- [WHAT TO WORK ON]:
Scan the records and identify every line in which the string "COMECON" occurs, then return those lines.

- [DATASET ROWS]:
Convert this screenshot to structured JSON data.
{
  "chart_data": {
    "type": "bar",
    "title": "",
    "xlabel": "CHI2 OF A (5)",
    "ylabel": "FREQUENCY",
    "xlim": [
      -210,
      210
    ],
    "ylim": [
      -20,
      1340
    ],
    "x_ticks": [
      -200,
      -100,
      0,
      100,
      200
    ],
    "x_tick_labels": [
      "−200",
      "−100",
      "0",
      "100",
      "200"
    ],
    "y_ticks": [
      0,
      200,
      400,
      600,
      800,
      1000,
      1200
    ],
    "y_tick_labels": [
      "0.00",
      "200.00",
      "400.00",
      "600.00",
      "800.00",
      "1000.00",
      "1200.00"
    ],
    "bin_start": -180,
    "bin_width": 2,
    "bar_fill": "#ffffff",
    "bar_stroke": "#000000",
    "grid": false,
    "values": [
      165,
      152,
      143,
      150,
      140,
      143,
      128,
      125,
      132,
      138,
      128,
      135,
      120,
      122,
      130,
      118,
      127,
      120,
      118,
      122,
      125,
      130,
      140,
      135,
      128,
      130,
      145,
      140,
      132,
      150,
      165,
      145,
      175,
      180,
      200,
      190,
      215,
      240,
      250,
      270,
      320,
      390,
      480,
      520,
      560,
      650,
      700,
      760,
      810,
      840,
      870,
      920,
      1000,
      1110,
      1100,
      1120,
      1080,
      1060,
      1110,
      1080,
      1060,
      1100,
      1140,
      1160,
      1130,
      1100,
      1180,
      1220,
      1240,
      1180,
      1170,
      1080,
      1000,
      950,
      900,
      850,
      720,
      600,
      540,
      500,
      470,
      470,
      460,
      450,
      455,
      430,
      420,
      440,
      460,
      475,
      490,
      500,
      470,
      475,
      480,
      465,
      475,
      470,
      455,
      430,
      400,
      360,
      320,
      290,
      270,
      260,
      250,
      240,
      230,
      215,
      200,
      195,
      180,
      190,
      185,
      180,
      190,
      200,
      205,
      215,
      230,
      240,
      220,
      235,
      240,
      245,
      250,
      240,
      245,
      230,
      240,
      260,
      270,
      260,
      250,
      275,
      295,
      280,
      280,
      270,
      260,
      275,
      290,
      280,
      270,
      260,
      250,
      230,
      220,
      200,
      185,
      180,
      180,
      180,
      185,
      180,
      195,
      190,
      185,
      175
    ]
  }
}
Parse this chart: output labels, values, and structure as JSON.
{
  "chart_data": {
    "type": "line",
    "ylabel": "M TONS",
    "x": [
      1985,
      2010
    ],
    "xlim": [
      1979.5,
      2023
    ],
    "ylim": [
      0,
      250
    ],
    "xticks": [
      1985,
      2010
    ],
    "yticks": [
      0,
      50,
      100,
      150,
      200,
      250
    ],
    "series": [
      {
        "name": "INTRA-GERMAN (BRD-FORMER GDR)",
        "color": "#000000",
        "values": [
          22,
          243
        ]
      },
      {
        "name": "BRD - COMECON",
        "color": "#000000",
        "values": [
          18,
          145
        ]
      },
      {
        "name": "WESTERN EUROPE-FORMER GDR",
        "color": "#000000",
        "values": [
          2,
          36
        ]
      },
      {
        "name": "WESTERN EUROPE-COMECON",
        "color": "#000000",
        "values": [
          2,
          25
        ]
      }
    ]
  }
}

- [OUTPUT BELOW]:
        "name": "BRD - COMECON",
        "name": "WESTERN EUROPE-COMECON",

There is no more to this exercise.